WRITTEN INSTRUCTION> Where a line holds "chevron", copy it.

---------- INPUT DATA

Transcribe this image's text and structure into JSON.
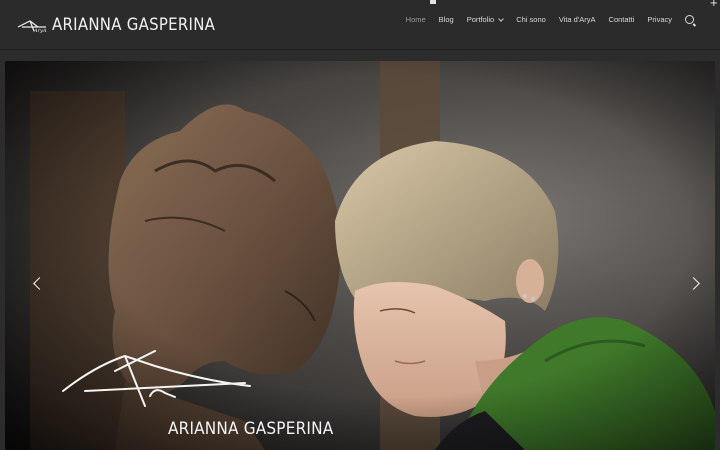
{
  "header": {
    "brand": "ARIANNA GASPERINA",
    "logo_signature": "AryA",
    "plus_label": "+"
  },
  "nav": {
    "items": [
      {
        "label": "Home",
        "active": true
      },
      {
        "label": "Blog"
      },
      {
        "label": "Portfolio",
        "has_dropdown": true
      },
      {
        "label": "Chi sono"
      },
      {
        "label": "Vita d'AryA"
      },
      {
        "label": "Contatti"
      },
      {
        "label": "Privacy"
      }
    ],
    "search_icon": "search-icon"
  },
  "hero": {
    "title": "ARIANNA GASPERINA",
    "signature": "AryA",
    "prev_icon": "chevron-left-icon",
    "next_icon": "chevron-right-icon"
  },
  "colors": {
    "header_bg": "#2b2b2b",
    "page_bg": "#2c2c2c",
    "green_jacket": "#3f7a2a"
  }
}
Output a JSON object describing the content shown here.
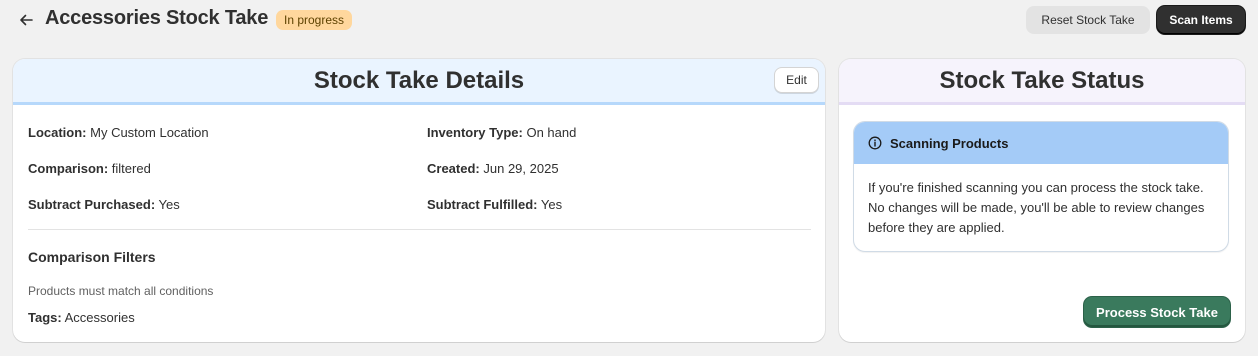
{
  "header": {
    "title": "Accessories Stock Take",
    "status": "In progress",
    "reset_label": "Reset Stock Take",
    "scan_label": "Scan Items"
  },
  "details": {
    "title": "Stock Take Details",
    "edit_label": "Edit",
    "fields": [
      {
        "label": "Location:",
        "value": "My Custom Location"
      },
      {
        "label": "Inventory Type:",
        "value": "On hand"
      },
      {
        "label": "Comparison:",
        "value": "filtered"
      },
      {
        "label": "Created:",
        "value": "Jun 29, 2025"
      },
      {
        "label": "Subtract Purchased:",
        "value": "Yes"
      },
      {
        "label": "Subtract Fulfilled:",
        "value": "Yes"
      }
    ],
    "filters": {
      "title": "Comparison Filters",
      "subtext": "Products must match all conditions",
      "tags_label": "Tags:",
      "tags_value": "Accessories"
    }
  },
  "status": {
    "title": "Stock Take Status",
    "banner_title": "Scanning Products",
    "banner_body": "If you're finished scanning you can process the stock take. No changes will be made, you'll be able to review changes before they are applied.",
    "process_label": "Process Stock Take"
  },
  "colors": {
    "badge_bg": "#ffd79d",
    "primary": "#303030",
    "success": "#3a7a5d",
    "info": "#a4cbf7"
  },
  "icons": {
    "back": "arrow-left-icon",
    "info": "info-circle-icon"
  }
}
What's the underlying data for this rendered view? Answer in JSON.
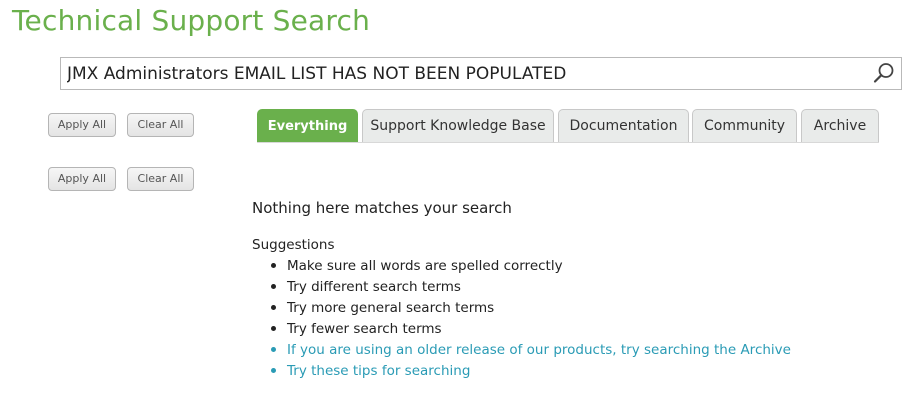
{
  "page": {
    "title": "Technical Support Search"
  },
  "search": {
    "value": "JMX Administrators EMAIL LIST HAS NOT BEEN POPULATED",
    "icon": "search-icon"
  },
  "filters": [
    {
      "apply_label": "Apply All",
      "clear_label": "Clear All"
    },
    {
      "apply_label": "Apply All",
      "clear_label": "Clear All"
    }
  ],
  "tabs": [
    {
      "label": "Everything",
      "active": true
    },
    {
      "label": "Support Knowledge Base",
      "active": false
    },
    {
      "label": "Documentation",
      "active": false
    },
    {
      "label": "Community",
      "active": false
    },
    {
      "label": "Archive",
      "active": false
    }
  ],
  "results": {
    "empty_message": "Nothing here matches your search",
    "suggestions_label": "Suggestions",
    "suggestions": [
      "Make sure all words are spelled correctly",
      "Try different search terms",
      "Try more general search terms",
      "Try fewer search terms"
    ],
    "links": [
      "If you are using an older release of our products, try searching the Archive",
      "Try these tips for searching"
    ]
  },
  "colors": {
    "brand_green": "#6ab04c",
    "link_teal": "#2a9bb5",
    "tab_bg": "#e9ebea"
  }
}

--------------------

WORKED SOLUTION>
    "prev_icon": "chevron-left-icon",
    "next_icon": "chevron-right-icon"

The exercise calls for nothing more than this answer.